= INSTRUCTIONS TO FOLLOW =
Every record must be repeated exactly, with no omission.

-------------------------

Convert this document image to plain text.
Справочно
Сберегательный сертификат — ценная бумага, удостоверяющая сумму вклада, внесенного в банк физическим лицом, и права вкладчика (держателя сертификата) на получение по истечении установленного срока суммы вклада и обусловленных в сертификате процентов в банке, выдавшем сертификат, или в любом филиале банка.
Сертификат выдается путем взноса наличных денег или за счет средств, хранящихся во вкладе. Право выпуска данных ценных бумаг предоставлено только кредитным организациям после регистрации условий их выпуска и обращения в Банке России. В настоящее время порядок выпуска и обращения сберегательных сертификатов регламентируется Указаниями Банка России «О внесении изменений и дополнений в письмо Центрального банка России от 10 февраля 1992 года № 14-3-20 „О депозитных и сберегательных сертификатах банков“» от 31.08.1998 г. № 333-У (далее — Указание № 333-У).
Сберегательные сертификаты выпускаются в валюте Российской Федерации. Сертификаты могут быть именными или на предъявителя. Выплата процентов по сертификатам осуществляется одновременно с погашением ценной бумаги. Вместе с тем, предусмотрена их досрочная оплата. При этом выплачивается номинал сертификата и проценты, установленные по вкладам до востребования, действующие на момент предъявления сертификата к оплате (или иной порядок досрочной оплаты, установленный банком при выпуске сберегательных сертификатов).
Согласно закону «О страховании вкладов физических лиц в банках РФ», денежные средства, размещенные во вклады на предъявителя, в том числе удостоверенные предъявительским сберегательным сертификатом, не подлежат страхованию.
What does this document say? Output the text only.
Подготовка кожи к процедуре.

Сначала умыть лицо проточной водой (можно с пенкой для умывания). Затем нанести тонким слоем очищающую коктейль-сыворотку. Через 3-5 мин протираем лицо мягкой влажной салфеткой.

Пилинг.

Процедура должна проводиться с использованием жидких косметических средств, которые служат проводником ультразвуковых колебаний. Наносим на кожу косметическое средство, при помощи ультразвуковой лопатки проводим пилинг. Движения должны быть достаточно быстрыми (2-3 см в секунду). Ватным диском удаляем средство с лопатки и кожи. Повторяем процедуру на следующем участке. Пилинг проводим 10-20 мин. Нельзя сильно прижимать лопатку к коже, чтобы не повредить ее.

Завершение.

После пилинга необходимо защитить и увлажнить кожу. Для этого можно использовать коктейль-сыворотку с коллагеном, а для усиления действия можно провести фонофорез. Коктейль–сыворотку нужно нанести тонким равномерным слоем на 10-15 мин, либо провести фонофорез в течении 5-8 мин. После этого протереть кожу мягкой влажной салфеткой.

-------------------------

= ANSWER FOR THIS EXERCISE =
Convert this document image to plain text.
Справочно
Сберегательный сертификат — ценная бумага, удостоверяющая сумму вклада, внесенного в банк физическим лицом, и права вкладчика (держателя сертификата) на получение по истечении установленного срока суммы вклада и обусловленных в сертификате процентов в банке, выдавшем сертификат, или в любом филиале банка.
Сертификат выдается путем взноса наличных денег или за счет средств, хранящихся во вкладе. Право выпуска данных ценных бумаг предоставлено только кредитным организациям после регистрации условий их выпуска и обращения в Банке России. В настоящее время порядок выпуска и обращения сберегательных сертификатов регламентируется Указаниями Банка России «О внесении изменений и дополнений в письмо Центрального банка России от 10 февраля 1992 года № 14-3-20 „О депозитных и сберегательных сертификатах банков“» от 31.08.1998 г. № 333-У (далее — Указание № 333-У).
Сберегательные сертификаты выпускаются в валюте Российской Федерации. Сертификаты могут быть именными или на предъявителя. Выплата процентов по сертификатам осуществляется одновременно с погашением ценной бумаги. Вместе с тем, предусмотрена их досрочная оплата. При этом выплачивается номинал сертификата и проценты, установленные по вкладам до востребования, действующие на момент предъявления сертификата к оплате (или иной порядок досрочной оплаты, установленный банком при выпуске сберегательных сертификатов).
Согласно закону «О страховании вкладов физических лиц в банках РФ», денежные средства, размещенные во вклады на предъявителя, в том числе удостоверенные предъявительским сберегательным сертификатом, не подлежат страхованию.
What does this document say? Output the text only.
Подготовка кожи к процедуре.

Сначала умыть лицо проточной водой (можно с пенкой для умывания). Затем нанести тонким слоем очищающую коктейль-сыворотку. Через 3-5 мин протираем лицо мягкой влажной салфеткой.

Пилинг.

Процедура должна проводиться с использованием жидких косметических средств, которые служат проводником ультразвуковых колебаний. Наносим на кожу косметическое средство, при помощи ультразвуковой лопатки проводим пилинг. Движения должны быть достаточно быстрыми (2-3 см в секунду). Ватным диском удаляем средство с лопатки и кожи. Повторяем процедуру на следующем участке. Пилинг проводим 10-20 мин. Нельзя сильно прижимать лопатку к коже, чтобы не повредить ее.

Завершение.

После пилинга необходимо защитить и увлажнить кожу. Для этого можно использовать коктейль-сыворотку с коллагеном, а для усиления действия можно провести фонофорез. Коктейль–сыворотку нужно нанести тонким равномерным слоем на 10-15 мин, либо провести фонофорез в течении 5-8 мин. После этого протереть кожу мягкой влажной салфеткой.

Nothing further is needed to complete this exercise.